→ **WHAT TO DO**
Set down the full listing exactly as given. Any pictures are to be left out.

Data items
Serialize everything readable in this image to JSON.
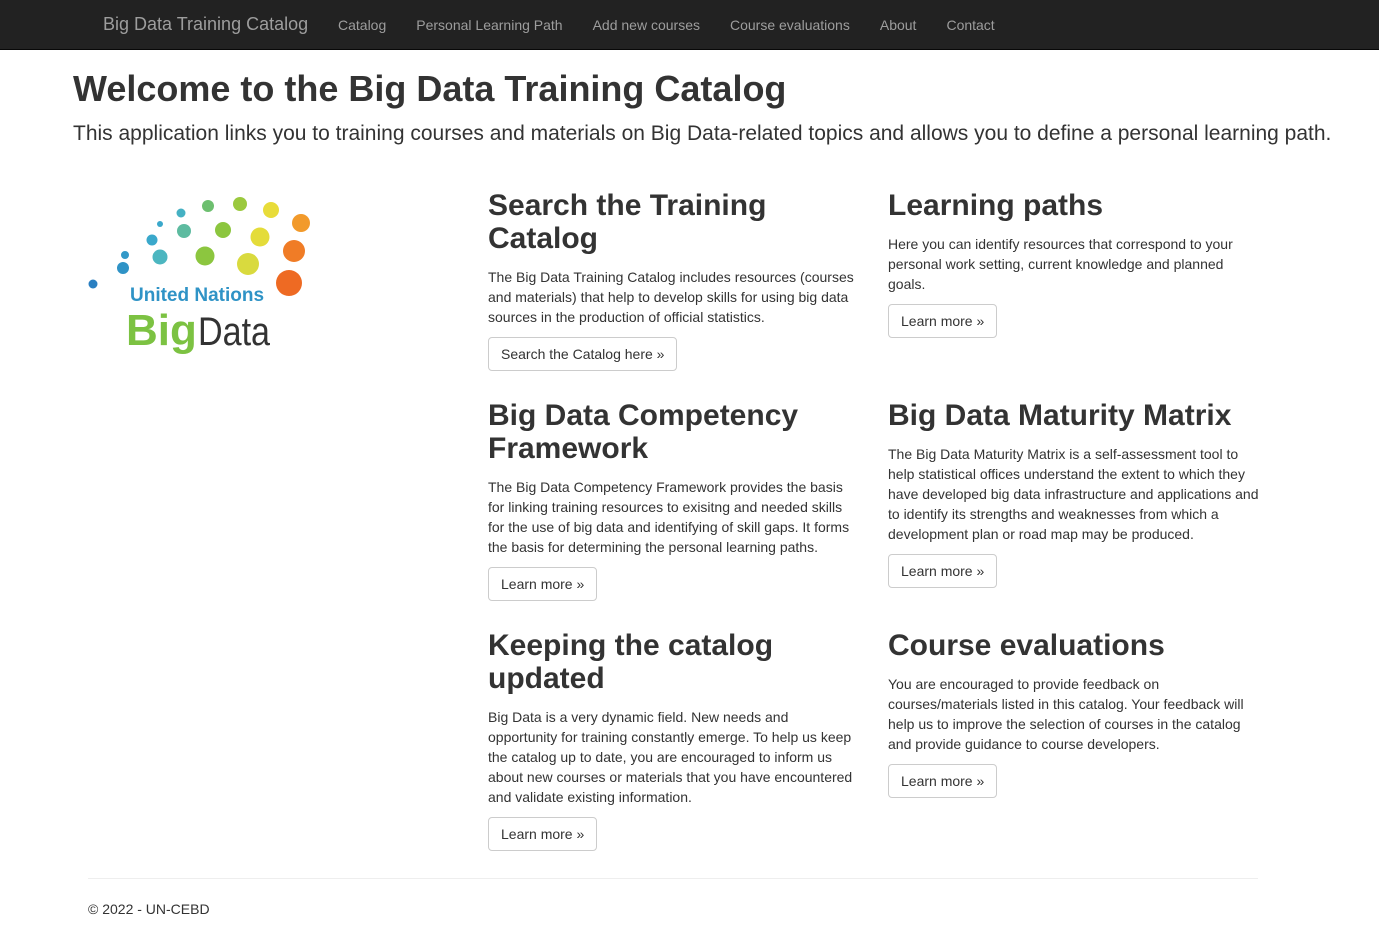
{
  "navbar": {
    "brand": "Big Data Training Catalog",
    "links": [
      "Catalog",
      "Personal Learning Path",
      "Add new courses",
      "Course evaluations",
      "About",
      "Contact"
    ]
  },
  "jumbotron": {
    "title": "Welcome to the Big Data Training Catalog",
    "lead": "This application links you to training courses and materials on Big Data-related topics and allows you to define a personal learning path."
  },
  "logo": {
    "line1": "United Nations",
    "word_big": "Big",
    "word_data": "Data",
    "colors": {
      "blue": "#2a7fc1",
      "teal": "#3bb0c9",
      "green": "#7cc242",
      "yellow": "#e3dc3a",
      "orange": "#f07c26"
    }
  },
  "sections": [
    {
      "title": "Search the Training Catalog",
      "text": "The Big Data Training Catalog includes resources (courses and materials) that help to develop skills for using big data sources in the production of official statistics.",
      "button": "Search the Catalog here »"
    },
    {
      "title": "Learning paths",
      "text": "Here you can identify resources that correspond to your personal work setting, current knowledge and planned goals.",
      "button": "Learn more »"
    },
    {
      "title": "Big Data Competency Framework",
      "text": "The Big Data Competency Framework provides the basis for linking training resources to exisitng and needed skills for the use of big data and identifying of skill gaps. It forms the basis for determining the personal learning paths.",
      "button": "Learn more »"
    },
    {
      "title": "Big Data Maturity Matrix",
      "text": "The Big Data Maturity Matrix is a self-assessment tool to help statistical offices understand the extent to which they have developed big data infrastructure and applications and to identify its strengths and weaknesses from which a development plan or road map may be produced.",
      "button": "Learn more »"
    },
    {
      "title": "Keeping the catalog updated",
      "text": "Big Data is a very dynamic field. New needs and opportunity for training constantly emerge. To help us keep the catalog up to date, you are encouraged to inform us about new courses or materials that you have encountered and validate existing information.",
      "button": "Learn more »"
    },
    {
      "title": "Course evaluations",
      "text": "You are encouraged to provide feedback on courses/materials listed in this catalog. Your feedback will help us to improve the selection of courses in the catalog and provide guidance to course developers.",
      "button": "Learn more »"
    }
  ],
  "footer": {
    "text": "© 2022 - UN-CEBD"
  }
}
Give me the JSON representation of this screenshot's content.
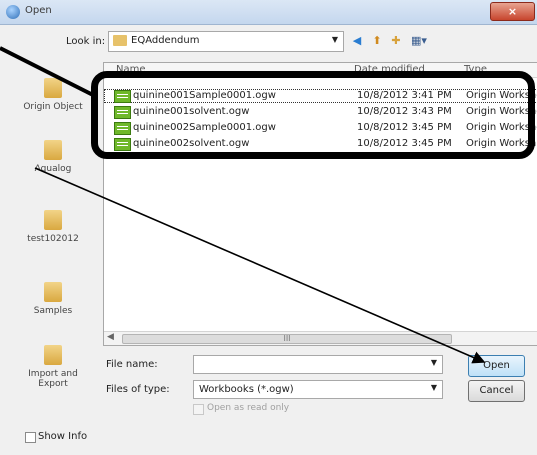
{
  "window": {
    "title": "Open",
    "close_glyph": "×"
  },
  "lookin": {
    "label": "Look in:",
    "value": "EQAddendum"
  },
  "toolbar": {
    "icons": [
      "back-icon",
      "up-folder-icon",
      "new-folder-icon",
      "views-menu-icon"
    ]
  },
  "places": [
    {
      "label": "Origin Object"
    },
    {
      "label": "Aqualog"
    },
    {
      "label": "test102012"
    },
    {
      "label": "Samples"
    },
    {
      "label": "Import and Export"
    }
  ],
  "columns": {
    "name": "Name",
    "date": "Date modified",
    "type": "Type"
  },
  "files": [
    {
      "name": "quinine001Sample0001.ogw",
      "date": "10/8/2012 3:41 PM",
      "type": "Origin Workshe"
    },
    {
      "name": "quinine001solvent.ogw",
      "date": "10/8/2012 3:43 PM",
      "type": "Origin Workshe"
    },
    {
      "name": "quinine002Sample0001.ogw",
      "date": "10/8/2012 3:45 PM",
      "type": "Origin Workshe"
    },
    {
      "name": "quinine002solvent.ogw",
      "date": "10/8/2012 3:45 PM",
      "type": "Origin Worksh"
    }
  ],
  "scrollbar": {
    "thumb_label": "III"
  },
  "filename": {
    "label": "File name:",
    "value": ""
  },
  "filetype": {
    "label": "Files of type:",
    "value": "Workbooks (*.ogw)"
  },
  "readonly": {
    "label": "Open as read only",
    "checked": false
  },
  "showinfo": {
    "label": "Show Info",
    "checked": false
  },
  "buttons": {
    "open": "Open",
    "cancel": "Cancel"
  },
  "colors": {
    "annotation": "#000000",
    "folder": "#e0b44f",
    "workbook": "#6fb82a"
  }
}
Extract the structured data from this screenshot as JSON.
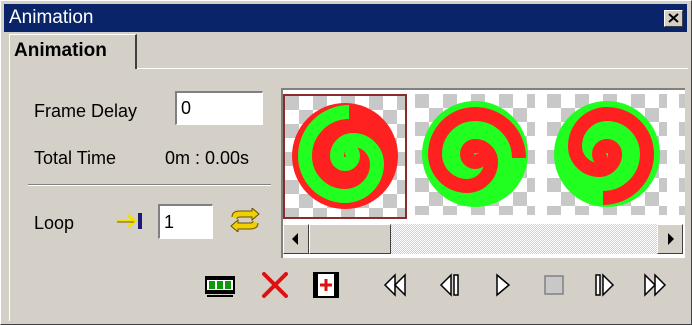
{
  "window": {
    "title": "Animation"
  },
  "tabs": [
    {
      "label": "Animation",
      "active": true
    }
  ],
  "frame_delay": {
    "label": "Frame Delay",
    "value": "0"
  },
  "total_time": {
    "label": "Total Time",
    "value": "0m : 0.00s"
  },
  "loop": {
    "label": "Loop",
    "value": "1"
  },
  "frames": [
    {
      "index": 1,
      "selected": true
    },
    {
      "index": 2,
      "selected": false
    },
    {
      "index": 3,
      "selected": false
    },
    {
      "index": 4,
      "selected": false
    }
  ],
  "toolbar": {
    "edit_tools": [
      "filmstrip-icon",
      "delete-icon",
      "add-frame-icon"
    ],
    "playback": [
      "rewind-icon",
      "previous-frame-icon",
      "play-icon",
      "stop-icon",
      "next-frame-icon",
      "fast-forward-icon"
    ]
  },
  "colors": {
    "titlebar": "#0a246a",
    "spiral_red": "#ff2020",
    "spiral_green": "#20ff20",
    "selection": "#8b2b2b"
  }
}
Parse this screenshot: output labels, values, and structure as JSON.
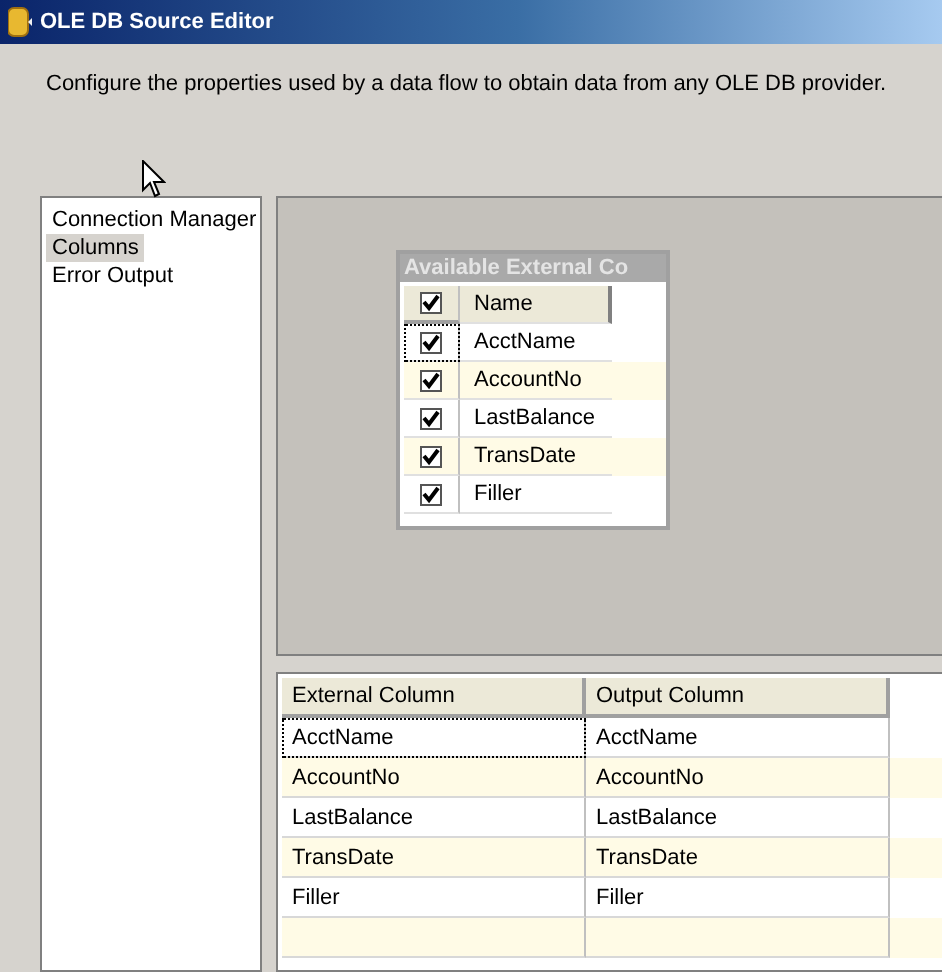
{
  "window": {
    "title": "OLE DB Source Editor"
  },
  "description": "Configure the properties used by a data flow to obtain data from any OLE DB provider.",
  "sidebar": {
    "items": [
      {
        "label": "Connection Manager",
        "selected": false
      },
      {
        "label": "Columns",
        "selected": true
      },
      {
        "label": "Error Output",
        "selected": false
      }
    ]
  },
  "available_columns": {
    "title": "Available External Co",
    "header_checked": true,
    "header": "Name",
    "rows": [
      {
        "name": "AcctName",
        "checked": true
      },
      {
        "name": "AccountNo",
        "checked": true
      },
      {
        "name": "LastBalance",
        "checked": true
      },
      {
        "name": "TransDate",
        "checked": true
      },
      {
        "name": "Filler",
        "checked": true
      }
    ]
  },
  "mapping_table": {
    "columns": [
      "External Column",
      "Output Column"
    ],
    "rows": [
      [
        "AcctName",
        "AcctName"
      ],
      [
        "AccountNo",
        "AccountNo"
      ],
      [
        "LastBalance",
        "LastBalance"
      ],
      [
        "TransDate",
        "TransDate"
      ],
      [
        "Filler",
        "Filler"
      ]
    ]
  }
}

→ **EXERCISE RESPONSE**
Serialize everything readable in this image to JSON.
{
  "navbar": {
    "brand": "Big Data Training Catalog",
    "links": [
      "Catalog",
      "Personal Learning Path",
      "Add new courses",
      "Course evaluations",
      "About",
      "Contact"
    ]
  },
  "jumbotron": {
    "title": "Welcome to the Big Data Training Catalog",
    "lead": "This application links you to training courses and materials on Big Data-related topics and allows you to define a personal learning path."
  },
  "logo": {
    "line1": "United Nations",
    "word_big": "Big",
    "word_data": "Data",
    "colors": {
      "blue": "#2a7fc1",
      "teal": "#3bb0c9",
      "green": "#7cc242",
      "yellow": "#e3dc3a",
      "orange": "#f07c26"
    }
  },
  "sections": [
    {
      "title": "Search the Training Catalog",
      "text": "The Big Data Training Catalog includes resources (courses and materials) that help to develop skills for using big data sources in the production of official statistics.",
      "button": "Search the Catalog here »"
    },
    {
      "title": "Learning paths",
      "text": "Here you can identify resources that correspond to your personal work setting, current knowledge and planned goals.",
      "button": "Learn more »"
    },
    {
      "title": "Big Data Competency Framework",
      "text": "The Big Data Competency Framework provides the basis for linking training resources to exisitng and needed skills for the use of big data and identifying of skill gaps. It forms the basis for determining the personal learning paths.",
      "button": "Learn more »"
    },
    {
      "title": "Big Data Maturity Matrix",
      "text": "The Big Data Maturity Matrix is a self-assessment tool to help statistical offices understand the extent to which they have developed big data infrastructure and applications and to identify its strengths and weaknesses from which a development plan or road map may be produced.",
      "button": "Learn more »"
    },
    {
      "title": "Keeping the catalog updated",
      "text": "Big Data is a very dynamic field. New needs and opportunity for training constantly emerge. To help us keep the catalog up to date, you are encouraged to inform us about new courses or materials that you have encountered and validate existing information.",
      "button": "Learn more »"
    },
    {
      "title": "Course evaluations",
      "text": "You are encouraged to provide feedback on courses/materials listed in this catalog. Your feedback will help us to improve the selection of courses in the catalog and provide guidance to course developers.",
      "button": "Learn more »"
    }
  ],
  "footer": {
    "text": "© 2022 - UN-CEBD"
  }
}
Give me the JSON representation of this screenshot's content.
{
  "window": {
    "title": "Open",
    "close_glyph": "×"
  },
  "lookin": {
    "label": "Look in:",
    "value": "EQAddendum"
  },
  "toolbar": {
    "icons": [
      "back-icon",
      "up-folder-icon",
      "new-folder-icon",
      "views-menu-icon"
    ]
  },
  "places": [
    {
      "label": "Origin Object"
    },
    {
      "label": "Aqualog"
    },
    {
      "label": "test102012"
    },
    {
      "label": "Samples"
    },
    {
      "label": "Import and Export"
    }
  ],
  "columns": {
    "name": "Name",
    "date": "Date modified",
    "type": "Type"
  },
  "files": [
    {
      "name": "quinine001Sample0001.ogw",
      "date": "10/8/2012 3:41 PM",
      "type": "Origin Workshe"
    },
    {
      "name": "quinine001solvent.ogw",
      "date": "10/8/2012 3:43 PM",
      "type": "Origin Workshe"
    },
    {
      "name": "quinine002Sample0001.ogw",
      "date": "10/8/2012 3:45 PM",
      "type": "Origin Workshe"
    },
    {
      "name": "quinine002solvent.ogw",
      "date": "10/8/2012 3:45 PM",
      "type": "Origin Worksh"
    }
  ],
  "scrollbar": {
    "thumb_label": "III"
  },
  "filename": {
    "label": "File name:",
    "value": ""
  },
  "filetype": {
    "label": "Files of type:",
    "value": "Workbooks (*.ogw)"
  },
  "readonly": {
    "label": "Open as read only",
    "checked": false
  },
  "showinfo": {
    "label": "Show Info",
    "checked": false
  },
  "buttons": {
    "open": "Open",
    "cancel": "Cancel"
  },
  "colors": {
    "annotation": "#000000",
    "folder": "#e0b44f",
    "workbook": "#6fb82a"
  }
}
Extract the structured data from this screenshot as JSON.
{
  "window": {
    "title": "Animation"
  },
  "tabs": [
    {
      "label": "Animation",
      "active": true
    }
  ],
  "frame_delay": {
    "label": "Frame Delay",
    "value": "0"
  },
  "total_time": {
    "label": "Total Time",
    "value": "0m : 0.00s"
  },
  "loop": {
    "label": "Loop",
    "value": "1"
  },
  "frames": [
    {
      "index": 1,
      "selected": true
    },
    {
      "index": 2,
      "selected": false
    },
    {
      "index": 3,
      "selected": false
    },
    {
      "index": 4,
      "selected": false
    }
  ],
  "toolbar": {
    "edit_tools": [
      "filmstrip-icon",
      "delete-icon",
      "add-frame-icon"
    ],
    "playback": [
      "rewind-icon",
      "previous-frame-icon",
      "play-icon",
      "stop-icon",
      "next-frame-icon",
      "fast-forward-icon"
    ]
  },
  "colors": {
    "titlebar": "#0a246a",
    "spiral_red": "#ff2020",
    "spiral_green": "#20ff20",
    "selection": "#8b2b2b"
  }
}
Parse this screenshot: output labels, values, and structure as JSON.
{
  "window": {
    "title": "OLE DB Source Editor"
  },
  "description": "Configure the properties used by a data flow to obtain data from any OLE DB provider.",
  "sidebar": {
    "items": [
      {
        "label": "Connection Manager",
        "selected": false
      },
      {
        "label": "Columns",
        "selected": true
      },
      {
        "label": "Error Output",
        "selected": false
      }
    ]
  },
  "available_columns": {
    "title": "Available External Co",
    "header_checked": true,
    "header": "Name",
    "rows": [
      {
        "name": "AcctName",
        "checked": true
      },
      {
        "name": "AccountNo",
        "checked": true
      },
      {
        "name": "LastBalance",
        "checked": true
      },
      {
        "name": "TransDate",
        "checked": true
      },
      {
        "name": "Filler",
        "checked": true
      }
    ]
  },
  "mapping_table": {
    "columns": [
      "External Column",
      "Output Column"
    ],
    "rows": [
      [
        "AcctName",
        "AcctName"
      ],
      [
        "AccountNo",
        "AccountNo"
      ],
      [
        "LastBalance",
        "LastBalance"
      ],
      [
        "TransDate",
        "TransDate"
      ],
      [
        "Filler",
        "Filler"
      ]
    ]
  }
}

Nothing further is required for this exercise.